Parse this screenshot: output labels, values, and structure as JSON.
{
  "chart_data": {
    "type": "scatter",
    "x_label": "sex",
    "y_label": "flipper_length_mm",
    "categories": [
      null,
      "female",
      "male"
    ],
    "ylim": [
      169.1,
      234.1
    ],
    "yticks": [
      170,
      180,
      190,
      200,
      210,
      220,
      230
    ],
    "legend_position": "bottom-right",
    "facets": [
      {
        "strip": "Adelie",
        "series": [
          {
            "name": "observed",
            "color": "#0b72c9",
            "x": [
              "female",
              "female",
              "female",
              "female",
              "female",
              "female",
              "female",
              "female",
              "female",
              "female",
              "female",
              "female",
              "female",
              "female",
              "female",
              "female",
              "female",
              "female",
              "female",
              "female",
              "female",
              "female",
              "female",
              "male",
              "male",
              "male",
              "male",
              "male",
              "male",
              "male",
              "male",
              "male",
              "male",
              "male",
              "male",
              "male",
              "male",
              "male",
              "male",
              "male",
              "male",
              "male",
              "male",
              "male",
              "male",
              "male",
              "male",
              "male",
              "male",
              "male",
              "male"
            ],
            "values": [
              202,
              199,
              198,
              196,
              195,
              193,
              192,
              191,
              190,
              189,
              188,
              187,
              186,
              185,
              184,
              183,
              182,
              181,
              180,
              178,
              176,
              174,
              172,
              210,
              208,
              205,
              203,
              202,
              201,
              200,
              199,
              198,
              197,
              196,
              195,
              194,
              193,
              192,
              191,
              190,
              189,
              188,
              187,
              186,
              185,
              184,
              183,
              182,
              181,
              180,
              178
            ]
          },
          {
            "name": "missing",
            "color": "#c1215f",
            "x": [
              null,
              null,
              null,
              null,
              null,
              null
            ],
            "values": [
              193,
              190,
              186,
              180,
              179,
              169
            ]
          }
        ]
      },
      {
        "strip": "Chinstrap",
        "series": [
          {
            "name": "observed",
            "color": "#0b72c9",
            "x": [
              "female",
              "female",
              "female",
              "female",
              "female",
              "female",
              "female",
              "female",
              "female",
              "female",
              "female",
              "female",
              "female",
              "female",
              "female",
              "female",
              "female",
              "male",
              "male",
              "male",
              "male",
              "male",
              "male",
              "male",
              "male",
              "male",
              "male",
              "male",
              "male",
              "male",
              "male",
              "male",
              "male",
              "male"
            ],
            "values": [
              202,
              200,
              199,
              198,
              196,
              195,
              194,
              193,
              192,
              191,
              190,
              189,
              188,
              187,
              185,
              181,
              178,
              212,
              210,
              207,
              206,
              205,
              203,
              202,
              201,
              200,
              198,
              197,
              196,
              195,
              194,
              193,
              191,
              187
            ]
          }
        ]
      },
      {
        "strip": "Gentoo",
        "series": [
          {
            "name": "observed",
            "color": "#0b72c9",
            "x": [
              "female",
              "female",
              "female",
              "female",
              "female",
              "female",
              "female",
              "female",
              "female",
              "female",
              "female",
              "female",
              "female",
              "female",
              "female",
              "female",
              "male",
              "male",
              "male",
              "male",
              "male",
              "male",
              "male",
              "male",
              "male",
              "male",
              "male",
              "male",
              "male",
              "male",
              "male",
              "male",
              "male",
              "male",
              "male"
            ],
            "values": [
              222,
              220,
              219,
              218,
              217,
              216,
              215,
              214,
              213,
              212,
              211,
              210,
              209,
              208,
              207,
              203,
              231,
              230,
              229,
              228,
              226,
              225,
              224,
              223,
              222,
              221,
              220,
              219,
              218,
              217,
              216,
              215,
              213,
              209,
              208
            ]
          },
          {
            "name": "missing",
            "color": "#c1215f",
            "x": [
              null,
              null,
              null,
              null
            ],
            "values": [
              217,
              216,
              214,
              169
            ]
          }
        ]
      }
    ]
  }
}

The exercise | All of the material must be reproduced exactly.

Output for this task |
Parse this screenshot: output labels, values, and structure as JSON.
{
  "chart_data": {
    "type": "scatter",
    "x_label": "sex",
    "y_label": "flipper_length_mm",
    "categories": [
      null,
      "female",
      "male"
    ],
    "ylim": [
      169.1,
      234.1
    ],
    "yticks": [
      170,
      180,
      190,
      200,
      210,
      220,
      230
    ],
    "legend_position": "bottom-right",
    "facets": [
      {
        "strip": "Adelie",
        "series": [
          {
            "name": "observed",
            "color": "#0b72c9",
            "x": [
              "female",
              "female",
              "female",
              "female",
              "female",
              "female",
              "female",
              "female",
              "female",
              "female",
              "female",
              "female",
              "female",
              "female",
              "female",
              "female",
              "female",
              "female",
              "female",
              "female",
              "female",
              "female",
              "female",
              "male",
              "male",
              "male",
              "male",
              "male",
              "male",
              "male",
              "male",
              "male",
              "male",
              "male",
              "male",
              "male",
              "male",
              "male",
              "male",
              "male",
              "male",
              "male",
              "male",
              "male",
              "male",
              "male",
              "male",
              "male",
              "male",
              "male",
              "male"
            ],
            "values": [
              202,
              199,
              198,
              196,
              195,
              193,
              192,
              191,
              190,
              189,
              188,
              187,
              186,
              185,
              184,
              183,
              182,
              181,
              180,
              178,
              176,
              174,
              172,
              210,
              208,
              205,
              203,
              202,
              201,
              200,
              199,
              198,
              197,
              196,
              195,
              194,
              193,
              192,
              191,
              190,
              189,
              188,
              187,
              186,
              185,
              184,
              183,
              182,
              181,
              180,
              178
            ]
          },
          {
            "name": "missing",
            "color": "#c1215f",
            "x": [
              null,
              null,
              null,
              null,
              null,
              null
            ],
            "values": [
              193,
              190,
              186,
              180,
              179,
              169
            ]
          }
        ]
      },
      {
        "strip": "Chinstrap",
        "series": [
          {
            "name": "observed",
            "color": "#0b72c9",
            "x": [
              "female",
              "female",
              "female",
              "female",
              "female",
              "female",
              "female",
              "female",
              "female",
              "female",
              "female",
              "female",
              "female",
              "female",
              "female",
              "female",
              "female",
              "male",
              "male",
              "male",
              "male",
              "male",
              "male",
              "male",
              "male",
              "male",
              "male",
              "male",
              "male",
              "male",
              "male",
              "male",
              "male",
              "male"
            ],
            "values": [
              202,
              200,
              199,
              198,
              196,
              195,
              194,
              193,
              192,
              191,
              190,
              189,
              188,
              187,
              185,
              181,
              178,
              212,
              210,
              207,
              206,
              205,
              203,
              202,
              201,
              200,
              198,
              197,
              196,
              195,
              194,
              193,
              191,
              187
            ]
          }
        ]
      },
      {
        "strip": "Gentoo",
        "series": [
          {
            "name": "observed",
            "color": "#0b72c9",
            "x": [
              "female",
              "female",
              "female",
              "female",
              "female",
              "female",
              "female",
              "female",
              "female",
              "female",
              "female",
              "female",
              "female",
              "female",
              "female",
              "female",
              "male",
              "male",
              "male",
              "male",
              "male",
              "male",
              "male",
              "male",
              "male",
              "male",
              "male",
              "male",
              "male",
              "male",
              "male",
              "male",
              "male",
              "male",
              "male"
            ],
            "values": [
              222,
              220,
              219,
              218,
              217,
              216,
              215,
              214,
              213,
              212,
              211,
              210,
              209,
              208,
              207,
              203,
              231,
              230,
              229,
              228,
              226,
              225,
              224,
              223,
              222,
              221,
              220,
              219,
              218,
              217,
              216,
              215,
              213,
              209,
              208
            ]
          },
          {
            "name": "missing",
            "color": "#c1215f",
            "x": [
              null,
              null,
              null,
              null
            ],
            "values": [
              217,
              216,
              214,
              169
            ]
          }
        ]
      }
    ]
  }
}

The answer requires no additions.